## [SET EXERCISE]
Without omitting anything, retype the data that follows.

Stored data entries
* begin *
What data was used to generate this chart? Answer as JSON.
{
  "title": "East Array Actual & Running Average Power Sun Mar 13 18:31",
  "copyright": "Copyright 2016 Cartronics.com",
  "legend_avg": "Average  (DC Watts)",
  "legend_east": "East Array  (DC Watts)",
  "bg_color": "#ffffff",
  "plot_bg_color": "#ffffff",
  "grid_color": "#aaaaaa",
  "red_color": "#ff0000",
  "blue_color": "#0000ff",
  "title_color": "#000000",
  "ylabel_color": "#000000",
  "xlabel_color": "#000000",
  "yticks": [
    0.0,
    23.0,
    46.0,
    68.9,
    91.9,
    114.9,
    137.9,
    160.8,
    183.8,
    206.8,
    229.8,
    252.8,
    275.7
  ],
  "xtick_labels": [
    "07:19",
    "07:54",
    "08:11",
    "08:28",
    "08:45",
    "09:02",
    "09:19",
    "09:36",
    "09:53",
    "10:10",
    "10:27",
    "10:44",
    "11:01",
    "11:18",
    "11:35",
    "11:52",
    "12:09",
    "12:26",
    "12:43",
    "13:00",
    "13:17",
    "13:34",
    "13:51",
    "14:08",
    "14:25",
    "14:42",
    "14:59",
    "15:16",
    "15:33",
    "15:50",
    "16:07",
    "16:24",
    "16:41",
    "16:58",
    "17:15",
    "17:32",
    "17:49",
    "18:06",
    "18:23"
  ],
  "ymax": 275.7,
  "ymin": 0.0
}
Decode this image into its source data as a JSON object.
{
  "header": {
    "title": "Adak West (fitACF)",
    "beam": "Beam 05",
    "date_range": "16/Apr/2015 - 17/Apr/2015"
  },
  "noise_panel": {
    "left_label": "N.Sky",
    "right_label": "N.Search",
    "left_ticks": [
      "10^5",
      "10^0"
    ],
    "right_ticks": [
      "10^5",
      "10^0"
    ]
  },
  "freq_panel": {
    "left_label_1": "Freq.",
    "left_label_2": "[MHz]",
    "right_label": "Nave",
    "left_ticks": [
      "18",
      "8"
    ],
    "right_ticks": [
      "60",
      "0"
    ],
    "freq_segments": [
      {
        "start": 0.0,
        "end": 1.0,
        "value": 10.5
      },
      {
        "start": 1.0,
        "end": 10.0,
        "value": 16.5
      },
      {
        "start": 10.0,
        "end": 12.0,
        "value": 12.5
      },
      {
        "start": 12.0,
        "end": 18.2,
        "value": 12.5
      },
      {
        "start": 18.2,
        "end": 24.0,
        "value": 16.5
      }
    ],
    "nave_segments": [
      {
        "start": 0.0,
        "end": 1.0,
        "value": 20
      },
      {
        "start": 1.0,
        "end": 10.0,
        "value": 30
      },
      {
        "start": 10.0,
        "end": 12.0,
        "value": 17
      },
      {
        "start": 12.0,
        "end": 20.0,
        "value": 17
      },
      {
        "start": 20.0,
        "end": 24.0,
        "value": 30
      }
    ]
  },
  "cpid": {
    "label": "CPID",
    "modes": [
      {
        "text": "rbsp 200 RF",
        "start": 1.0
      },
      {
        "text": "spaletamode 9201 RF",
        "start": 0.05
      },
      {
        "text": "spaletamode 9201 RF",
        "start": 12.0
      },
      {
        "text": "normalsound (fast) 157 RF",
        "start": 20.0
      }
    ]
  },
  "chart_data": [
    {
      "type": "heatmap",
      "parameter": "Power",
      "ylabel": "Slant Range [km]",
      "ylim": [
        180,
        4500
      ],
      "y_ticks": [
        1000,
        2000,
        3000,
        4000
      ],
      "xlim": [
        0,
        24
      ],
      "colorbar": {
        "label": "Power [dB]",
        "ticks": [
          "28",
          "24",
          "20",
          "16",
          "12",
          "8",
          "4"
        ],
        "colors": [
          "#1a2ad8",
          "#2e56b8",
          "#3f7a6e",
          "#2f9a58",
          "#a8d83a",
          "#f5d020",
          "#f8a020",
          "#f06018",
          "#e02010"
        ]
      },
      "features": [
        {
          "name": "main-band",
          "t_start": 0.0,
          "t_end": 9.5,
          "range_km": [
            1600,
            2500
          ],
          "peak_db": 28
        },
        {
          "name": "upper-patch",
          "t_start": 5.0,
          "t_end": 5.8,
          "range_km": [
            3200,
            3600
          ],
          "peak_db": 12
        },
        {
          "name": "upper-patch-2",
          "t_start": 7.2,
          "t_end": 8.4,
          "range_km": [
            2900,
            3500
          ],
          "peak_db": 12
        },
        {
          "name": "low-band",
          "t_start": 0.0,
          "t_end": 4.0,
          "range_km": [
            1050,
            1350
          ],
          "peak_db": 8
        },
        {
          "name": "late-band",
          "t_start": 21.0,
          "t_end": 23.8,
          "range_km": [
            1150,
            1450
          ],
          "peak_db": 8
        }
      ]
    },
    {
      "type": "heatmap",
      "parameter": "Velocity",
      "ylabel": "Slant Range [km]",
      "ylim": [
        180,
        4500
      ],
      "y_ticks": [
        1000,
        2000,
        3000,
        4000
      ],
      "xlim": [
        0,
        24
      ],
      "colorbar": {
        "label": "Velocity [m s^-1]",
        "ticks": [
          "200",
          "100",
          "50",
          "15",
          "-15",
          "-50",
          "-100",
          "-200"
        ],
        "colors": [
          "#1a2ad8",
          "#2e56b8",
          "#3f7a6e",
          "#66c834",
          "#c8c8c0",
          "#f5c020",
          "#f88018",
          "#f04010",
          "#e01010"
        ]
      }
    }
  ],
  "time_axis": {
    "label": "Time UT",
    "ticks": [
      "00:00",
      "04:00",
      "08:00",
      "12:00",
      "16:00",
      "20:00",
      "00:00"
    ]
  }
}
* end *
## [THE ANSWER]
What data was used to generate this chart? Answer as JSON.
{
  "title": "East Array Actual & Running Average Power Sun Mar 13 18:31",
  "copyright": "Copyright 2016 Cartronics.com",
  "legend_avg": "Average  (DC Watts)",
  "legend_east": "East Array  (DC Watts)",
  "bg_color": "#ffffff",
  "plot_bg_color": "#ffffff",
  "grid_color": "#aaaaaa",
  "red_color": "#ff0000",
  "blue_color": "#0000ff",
  "title_color": "#000000",
  "ylabel_color": "#000000",
  "xlabel_color": "#000000",
  "yticks": [
    0.0,
    23.0,
    46.0,
    68.9,
    91.9,
    114.9,
    137.9,
    160.8,
    183.8,
    206.8,
    229.8,
    252.8,
    275.7
  ],
  "xtick_labels": [
    "07:19",
    "07:54",
    "08:11",
    "08:28",
    "08:45",
    "09:02",
    "09:19",
    "09:36",
    "09:53",
    "10:10",
    "10:27",
    "10:44",
    "11:01",
    "11:18",
    "11:35",
    "11:52",
    "12:09",
    "12:26",
    "12:43",
    "13:00",
    "13:17",
    "13:34",
    "13:51",
    "14:08",
    "14:25",
    "14:42",
    "14:59",
    "15:16",
    "15:33",
    "15:50",
    "16:07",
    "16:24",
    "16:41",
    "16:58",
    "17:15",
    "17:32",
    "17:49",
    "18:06",
    "18:23"
  ],
  "ymax": 275.7,
  "ymin": 0.0
}
Decode this image into its source data as a JSON object.
{
  "header": {
    "title": "Adak West (fitACF)",
    "beam": "Beam 05",
    "date_range": "16/Apr/2015 - 17/Apr/2015"
  },
  "noise_panel": {
    "left_label": "N.Sky",
    "right_label": "N.Search",
    "left_ticks": [
      "10^5",
      "10^0"
    ],
    "right_ticks": [
      "10^5",
      "10^0"
    ]
  },
  "freq_panel": {
    "left_label_1": "Freq.",
    "left_label_2": "[MHz]",
    "right_label": "Nave",
    "left_ticks": [
      "18",
      "8"
    ],
    "right_ticks": [
      "60",
      "0"
    ],
    "freq_segments": [
      {
        "start": 0.0,
        "end": 1.0,
        "value": 10.5
      },
      {
        "start": 1.0,
        "end": 10.0,
        "value": 16.5
      },
      {
        "start": 10.0,
        "end": 12.0,
        "value": 12.5
      },
      {
        "start": 12.0,
        "end": 18.2,
        "value": 12.5
      },
      {
        "start": 18.2,
        "end": 24.0,
        "value": 16.5
      }
    ],
    "nave_segments": [
      {
        "start": 0.0,
        "end": 1.0,
        "value": 20
      },
      {
        "start": 1.0,
        "end": 10.0,
        "value": 30
      },
      {
        "start": 10.0,
        "end": 12.0,
        "value": 17
      },
      {
        "start": 12.0,
        "end": 20.0,
        "value": 17
      },
      {
        "start": 20.0,
        "end": 24.0,
        "value": 30
      }
    ]
  },
  "cpid": {
    "label": "CPID",
    "modes": [
      {
        "text": "rbsp 200 RF",
        "start": 1.0
      },
      {
        "text": "spaletamode 9201 RF",
        "start": 0.05
      },
      {
        "text": "spaletamode 9201 RF",
        "start": 12.0
      },
      {
        "text": "normalsound (fast) 157 RF",
        "start": 20.0
      }
    ]
  },
  "chart_data": [
    {
      "type": "heatmap",
      "parameter": "Power",
      "ylabel": "Slant Range [km]",
      "ylim": [
        180,
        4500
      ],
      "y_ticks": [
        1000,
        2000,
        3000,
        4000
      ],
      "xlim": [
        0,
        24
      ],
      "colorbar": {
        "label": "Power [dB]",
        "ticks": [
          "28",
          "24",
          "20",
          "16",
          "12",
          "8",
          "4"
        ],
        "colors": [
          "#1a2ad8",
          "#2e56b8",
          "#3f7a6e",
          "#2f9a58",
          "#a8d83a",
          "#f5d020",
          "#f8a020",
          "#f06018",
          "#e02010"
        ]
      },
      "features": [
        {
          "name": "main-band",
          "t_start": 0.0,
          "t_end": 9.5,
          "range_km": [
            1600,
            2500
          ],
          "peak_db": 28
        },
        {
          "name": "upper-patch",
          "t_start": 5.0,
          "t_end": 5.8,
          "range_km": [
            3200,
            3600
          ],
          "peak_db": 12
        },
        {
          "name": "upper-patch-2",
          "t_start": 7.2,
          "t_end": 8.4,
          "range_km": [
            2900,
            3500
          ],
          "peak_db": 12
        },
        {
          "name": "low-band",
          "t_start": 0.0,
          "t_end": 4.0,
          "range_km": [
            1050,
            1350
          ],
          "peak_db": 8
        },
        {
          "name": "late-band",
          "t_start": 21.0,
          "t_end": 23.8,
          "range_km": [
            1150,
            1450
          ],
          "peak_db": 8
        }
      ]
    },
    {
      "type": "heatmap",
      "parameter": "Velocity",
      "ylabel": "Slant Range [km]",
      "ylim": [
        180,
        4500
      ],
      "y_ticks": [
        1000,
        2000,
        3000,
        4000
      ],
      "xlim": [
        0,
        24
      ],
      "colorbar": {
        "label": "Velocity [m s^-1]",
        "ticks": [
          "200",
          "100",
          "50",
          "15",
          "-15",
          "-50",
          "-100",
          "-200"
        ],
        "colors": [
          "#1a2ad8",
          "#2e56b8",
          "#3f7a6e",
          "#66c834",
          "#c8c8c0",
          "#f5c020",
          "#f88018",
          "#f04010",
          "#e01010"
        ]
      }
    }
  ],
  "time_axis": {
    "label": "Time UT",
    "ticks": [
      "00:00",
      "04:00",
      "08:00",
      "12:00",
      "16:00",
      "20:00",
      "00:00"
    ]
  }
}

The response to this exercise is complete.